● **Given entries**:
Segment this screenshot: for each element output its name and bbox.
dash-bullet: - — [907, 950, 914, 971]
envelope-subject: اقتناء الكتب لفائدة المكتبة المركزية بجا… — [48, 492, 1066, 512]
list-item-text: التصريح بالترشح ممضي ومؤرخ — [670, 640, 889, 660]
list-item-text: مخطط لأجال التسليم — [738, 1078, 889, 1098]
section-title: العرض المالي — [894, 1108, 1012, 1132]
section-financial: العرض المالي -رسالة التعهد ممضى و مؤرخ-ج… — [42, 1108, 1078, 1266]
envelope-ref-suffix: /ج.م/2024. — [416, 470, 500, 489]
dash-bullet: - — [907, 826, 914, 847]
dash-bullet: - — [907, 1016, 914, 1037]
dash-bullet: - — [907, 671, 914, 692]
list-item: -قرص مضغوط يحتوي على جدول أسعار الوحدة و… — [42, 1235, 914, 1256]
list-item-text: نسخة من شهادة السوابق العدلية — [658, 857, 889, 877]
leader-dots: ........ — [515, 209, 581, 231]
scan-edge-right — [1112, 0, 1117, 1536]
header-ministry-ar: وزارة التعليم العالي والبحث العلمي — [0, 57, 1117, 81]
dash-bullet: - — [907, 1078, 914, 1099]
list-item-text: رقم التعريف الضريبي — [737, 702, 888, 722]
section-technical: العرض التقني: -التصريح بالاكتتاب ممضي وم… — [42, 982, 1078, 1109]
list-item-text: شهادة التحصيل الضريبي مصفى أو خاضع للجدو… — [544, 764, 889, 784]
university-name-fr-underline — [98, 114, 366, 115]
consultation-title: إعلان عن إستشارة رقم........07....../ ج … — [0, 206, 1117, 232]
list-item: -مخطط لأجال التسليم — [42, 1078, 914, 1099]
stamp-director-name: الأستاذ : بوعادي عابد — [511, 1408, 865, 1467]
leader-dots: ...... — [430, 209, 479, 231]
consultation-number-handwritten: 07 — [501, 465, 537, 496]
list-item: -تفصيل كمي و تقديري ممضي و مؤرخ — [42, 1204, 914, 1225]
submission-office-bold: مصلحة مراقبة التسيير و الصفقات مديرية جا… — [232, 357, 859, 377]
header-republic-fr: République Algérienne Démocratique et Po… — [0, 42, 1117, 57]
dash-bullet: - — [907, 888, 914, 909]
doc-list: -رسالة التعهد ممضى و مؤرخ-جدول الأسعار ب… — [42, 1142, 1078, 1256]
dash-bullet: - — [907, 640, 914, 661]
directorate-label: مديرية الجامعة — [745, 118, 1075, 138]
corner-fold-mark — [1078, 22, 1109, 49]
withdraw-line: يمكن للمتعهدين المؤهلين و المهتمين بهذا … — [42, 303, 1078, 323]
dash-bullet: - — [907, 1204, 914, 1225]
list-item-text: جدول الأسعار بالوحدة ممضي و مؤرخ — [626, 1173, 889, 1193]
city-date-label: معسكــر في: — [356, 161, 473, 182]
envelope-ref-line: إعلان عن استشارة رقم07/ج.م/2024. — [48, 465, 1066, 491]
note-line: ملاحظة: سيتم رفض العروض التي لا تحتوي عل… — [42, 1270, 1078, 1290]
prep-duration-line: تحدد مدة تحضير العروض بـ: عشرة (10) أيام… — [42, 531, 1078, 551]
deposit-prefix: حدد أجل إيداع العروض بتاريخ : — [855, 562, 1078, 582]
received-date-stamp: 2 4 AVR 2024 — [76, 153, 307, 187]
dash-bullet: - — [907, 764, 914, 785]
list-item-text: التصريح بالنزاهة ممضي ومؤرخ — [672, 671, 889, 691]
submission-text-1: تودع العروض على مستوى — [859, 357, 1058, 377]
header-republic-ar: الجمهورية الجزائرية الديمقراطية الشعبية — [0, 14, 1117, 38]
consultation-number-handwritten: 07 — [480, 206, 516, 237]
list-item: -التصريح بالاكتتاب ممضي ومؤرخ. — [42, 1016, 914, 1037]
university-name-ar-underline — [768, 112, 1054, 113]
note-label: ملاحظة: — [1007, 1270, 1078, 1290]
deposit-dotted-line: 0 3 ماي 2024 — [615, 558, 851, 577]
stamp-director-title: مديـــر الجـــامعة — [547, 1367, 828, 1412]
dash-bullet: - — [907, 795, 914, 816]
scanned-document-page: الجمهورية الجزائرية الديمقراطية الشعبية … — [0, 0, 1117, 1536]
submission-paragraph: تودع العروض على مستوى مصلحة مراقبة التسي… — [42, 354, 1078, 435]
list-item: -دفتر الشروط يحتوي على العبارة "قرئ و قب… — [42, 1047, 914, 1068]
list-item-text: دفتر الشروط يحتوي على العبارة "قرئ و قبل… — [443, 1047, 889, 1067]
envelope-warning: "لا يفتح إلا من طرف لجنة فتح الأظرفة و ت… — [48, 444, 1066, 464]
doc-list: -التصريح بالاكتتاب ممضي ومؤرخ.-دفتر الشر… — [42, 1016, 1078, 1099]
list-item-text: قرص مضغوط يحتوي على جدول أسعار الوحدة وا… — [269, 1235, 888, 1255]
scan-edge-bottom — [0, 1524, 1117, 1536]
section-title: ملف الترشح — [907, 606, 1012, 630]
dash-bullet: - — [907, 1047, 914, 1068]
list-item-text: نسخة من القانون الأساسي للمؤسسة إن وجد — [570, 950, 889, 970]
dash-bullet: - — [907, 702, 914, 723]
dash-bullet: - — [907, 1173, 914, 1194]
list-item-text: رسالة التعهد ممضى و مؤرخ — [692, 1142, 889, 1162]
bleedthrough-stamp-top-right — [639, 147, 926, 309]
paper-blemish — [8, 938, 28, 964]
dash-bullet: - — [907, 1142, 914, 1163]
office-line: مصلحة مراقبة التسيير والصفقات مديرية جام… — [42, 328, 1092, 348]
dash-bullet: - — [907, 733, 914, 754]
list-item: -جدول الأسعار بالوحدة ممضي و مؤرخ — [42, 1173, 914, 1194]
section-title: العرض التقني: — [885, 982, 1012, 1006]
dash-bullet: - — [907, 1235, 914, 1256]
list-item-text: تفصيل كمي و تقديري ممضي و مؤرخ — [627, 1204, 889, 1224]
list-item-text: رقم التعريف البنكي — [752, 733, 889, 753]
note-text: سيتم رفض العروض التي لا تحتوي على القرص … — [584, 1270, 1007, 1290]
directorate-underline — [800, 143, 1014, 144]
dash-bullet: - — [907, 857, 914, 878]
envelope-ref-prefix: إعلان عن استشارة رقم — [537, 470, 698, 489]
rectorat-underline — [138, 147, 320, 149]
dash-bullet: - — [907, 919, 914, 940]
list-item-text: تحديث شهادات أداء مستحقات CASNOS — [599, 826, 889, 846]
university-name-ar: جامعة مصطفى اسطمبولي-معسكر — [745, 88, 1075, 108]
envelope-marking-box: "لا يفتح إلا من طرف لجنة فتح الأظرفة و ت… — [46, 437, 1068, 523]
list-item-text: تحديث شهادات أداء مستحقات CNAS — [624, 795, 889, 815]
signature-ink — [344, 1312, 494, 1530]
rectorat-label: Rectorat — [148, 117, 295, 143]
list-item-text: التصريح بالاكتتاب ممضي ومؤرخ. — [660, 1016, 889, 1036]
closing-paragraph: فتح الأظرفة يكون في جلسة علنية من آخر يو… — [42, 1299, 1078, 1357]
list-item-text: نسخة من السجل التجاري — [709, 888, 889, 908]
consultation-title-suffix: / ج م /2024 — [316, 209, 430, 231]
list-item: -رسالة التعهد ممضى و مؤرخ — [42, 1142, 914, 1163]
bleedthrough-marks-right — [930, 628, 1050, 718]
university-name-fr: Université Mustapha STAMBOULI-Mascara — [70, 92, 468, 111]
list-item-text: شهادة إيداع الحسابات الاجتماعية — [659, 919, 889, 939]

● **Task**:
Rewrite all of the entries above, changing each "dash-bullet" to "hyphen-bullet" and leaving everything else untouched.

● **Result below**:
Segment this screenshot: for each element output its name and bbox.
hyphen-bullet: - — [907, 950, 914, 971]
envelope-subject: اقتناء الكتب لفائدة المكتبة المركزية بجا… — [48, 492, 1066, 512]
list-item-text: التصريح بالترشح ممضي ومؤرخ — [670, 640, 889, 660]
list-item-text: مخطط لأجال التسليم — [738, 1078, 889, 1098]
section-title: العرض المالي — [894, 1108, 1012, 1132]
section-financial: العرض المالي -رسالة التعهد ممضى و مؤرخ-ج… — [42, 1108, 1078, 1266]
envelope-ref-suffix: /ج.م/2024. — [416, 470, 500, 489]
hyphen-bullet: - — [907, 826, 914, 847]
hyphen-bullet: - — [907, 1016, 914, 1037]
hyphen-bullet: - — [907, 671, 914, 692]
list-item: -قرص مضغوط يحتوي على جدول أسعار الوحدة و… — [42, 1235, 914, 1256]
list-item-text: نسخة من شهادة السوابق العدلية — [658, 857, 889, 877]
leader-dots: ........ — [515, 209, 581, 231]
scan-edge-right — [1112, 0, 1117, 1536]
header-ministry-ar: وزارة التعليم العالي والبحث العلمي — [0, 57, 1117, 81]
hyphen-bullet: - — [907, 1078, 914, 1099]
list-item-text: رقم التعريف الضريبي — [737, 702, 888, 722]
section-technical: العرض التقني: -التصريح بالاكتتاب ممضي وم… — [42, 982, 1078, 1109]
list-item-text: شهادة التحصيل الضريبي مصفى أو خاضع للجدو… — [544, 764, 889, 784]
university-name-fr-underline — [98, 114, 366, 115]
consultation-title: إعلان عن إستشارة رقم........07....../ ج … — [0, 206, 1117, 232]
list-item: -مخطط لأجال التسليم — [42, 1078, 914, 1099]
stamp-director-name: الأستاذ : بوعادي عابد — [511, 1408, 865, 1467]
leader-dots: ...... — [430, 209, 479, 231]
consultation-number-handwritten: 07 — [501, 465, 537, 496]
list-item: -تفصيل كمي و تقديري ممضي و مؤرخ — [42, 1204, 914, 1225]
submission-office-bold: مصلحة مراقبة التسيير و الصفقات مديرية جا… — [232, 357, 859, 377]
header-republic-fr: République Algérienne Démocratique et Po… — [0, 42, 1117, 57]
hyphen-bullet: - — [907, 888, 914, 909]
doc-list: -رسالة التعهد ممضى و مؤرخ-جدول الأسعار ب… — [42, 1142, 1078, 1256]
hyphen-bullet: - — [907, 640, 914, 661]
directorate-label: مديرية الجامعة — [745, 118, 1075, 138]
corner-fold-mark — [1078, 22, 1109, 49]
withdraw-line: يمكن للمتعهدين المؤهلين و المهتمين بهذا … — [42, 303, 1078, 323]
hyphen-bullet: - — [907, 1204, 914, 1225]
list-item-text: جدول الأسعار بالوحدة ممضي و مؤرخ — [626, 1173, 889, 1193]
city-date-label: معسكــر في: — [356, 161, 473, 182]
envelope-ref-line: إعلان عن استشارة رقم07/ج.م/2024. — [48, 465, 1066, 491]
note-line: ملاحظة: سيتم رفض العروض التي لا تحتوي عل… — [42, 1270, 1078, 1290]
prep-duration-line: تحدد مدة تحضير العروض بـ: عشرة (10) أيام… — [42, 531, 1078, 551]
deposit-prefix: حدد أجل إيداع العروض بتاريخ : — [855, 562, 1078, 582]
received-date-stamp: 2 4 AVR 2024 — [76, 153, 307, 187]
hyphen-bullet: - — [907, 764, 914, 785]
list-item-text: التصريح بالنزاهة ممضي ومؤرخ — [672, 671, 889, 691]
submission-text-1: تودع العروض على مستوى — [859, 357, 1058, 377]
header-republic-ar: الجمهورية الجزائرية الديمقراطية الشعبية — [0, 14, 1117, 38]
consultation-number-handwritten: 07 — [480, 206, 516, 237]
list-item: -التصريح بالاكتتاب ممضي ومؤرخ. — [42, 1016, 914, 1037]
university-name-ar-underline — [768, 112, 1054, 113]
note-label: ملاحظة: — [1007, 1270, 1078, 1290]
deposit-dotted-line: 0 3 ماي 2024 — [615, 558, 851, 577]
stamp-director-title: مديـــر الجـــامعة — [547, 1367, 828, 1412]
hyphen-bullet: - — [907, 795, 914, 816]
scanned-document-page: الجمهورية الجزائرية الديمقراطية الشعبية … — [0, 0, 1117, 1536]
submission-paragraph: تودع العروض على مستوى مصلحة مراقبة التسي… — [42, 354, 1078, 435]
list-item: -دفتر الشروط يحتوي على العبارة "قرئ و قب… — [42, 1047, 914, 1068]
list-item-text: دفتر الشروط يحتوي على العبارة "قرئ و قبل… — [443, 1047, 889, 1067]
envelope-warning: "لا يفتح إلا من طرف لجنة فتح الأظرفة و ت… — [48, 444, 1066, 464]
doc-list: -التصريح بالاكتتاب ممضي ومؤرخ.-دفتر الشر… — [42, 1016, 1078, 1099]
list-item-text: قرص مضغوط يحتوي على جدول أسعار الوحدة وا… — [269, 1235, 888, 1255]
scan-edge-bottom — [0, 1524, 1117, 1536]
section-title: ملف الترشح — [907, 606, 1012, 630]
hyphen-bullet: - — [907, 1047, 914, 1068]
list-item-text: نسخة من القانون الأساسي للمؤسسة إن وجد — [570, 950, 889, 970]
hyphen-bullet: - — [907, 702, 914, 723]
hyphen-bullet: - — [907, 1173, 914, 1194]
list-item-text: رسالة التعهد ممضى و مؤرخ — [692, 1142, 889, 1162]
bleedthrough-stamp-top-right — [639, 147, 926, 309]
paper-blemish — [8, 938, 28, 964]
hyphen-bullet: - — [907, 1142, 914, 1163]
office-line: مصلحة مراقبة التسيير والصفقات مديرية جام… — [42, 328, 1092, 348]
hyphen-bullet: - — [907, 733, 914, 754]
list-item: -جدول الأسعار بالوحدة ممضي و مؤرخ — [42, 1173, 914, 1194]
section-title: العرض التقني: — [885, 982, 1012, 1006]
hyphen-bullet: - — [907, 1235, 914, 1256]
list-item-text: تفصيل كمي و تقديري ممضي و مؤرخ — [627, 1204, 889, 1224]
list-item-text: رقم التعريف البنكي — [752, 733, 889, 753]
note-text: سيتم رفض العروض التي لا تحتوي على القرص … — [584, 1270, 1007, 1290]
directorate-underline — [800, 143, 1014, 144]
hyphen-bullet: - — [907, 857, 914, 878]
envelope-ref-prefix: إعلان عن استشارة رقم — [537, 470, 698, 489]
rectorat-underline — [138, 147, 320, 149]
hyphen-bullet: - — [907, 919, 914, 940]
list-item-text: تحديث شهادات أداء مستحقات CASNOS — [599, 826, 889, 846]
university-name-ar: جامعة مصطفى اسطمبولي-معسكر — [745, 88, 1075, 108]
envelope-marking-box: "لا يفتح إلا من طرف لجنة فتح الأظرفة و ت… — [46, 437, 1068, 523]
list-item-text: تحديث شهادات أداء مستحقات CNAS — [624, 795, 889, 815]
signature-ink — [344, 1312, 494, 1530]
rectorat-label: Rectorat — [148, 117, 295, 143]
list-item-text: التصريح بالاكتتاب ممضي ومؤرخ. — [660, 1016, 889, 1036]
closing-paragraph: فتح الأظرفة يكون في جلسة علنية من آخر يو… — [42, 1299, 1078, 1357]
list-item-text: نسخة من السجل التجاري — [709, 888, 889, 908]
consultation-title-suffix: / ج م /2024 — [316, 209, 430, 231]
list-item: -رسالة التعهد ممضى و مؤرخ — [42, 1142, 914, 1163]
bleedthrough-marks-right — [930, 628, 1050, 718]
university-name-fr: Université Mustapha STAMBOULI-Mascara — [70, 92, 468, 111]
list-item-text: شهادة إيداع الحسابات الاجتماعية — [659, 919, 889, 939]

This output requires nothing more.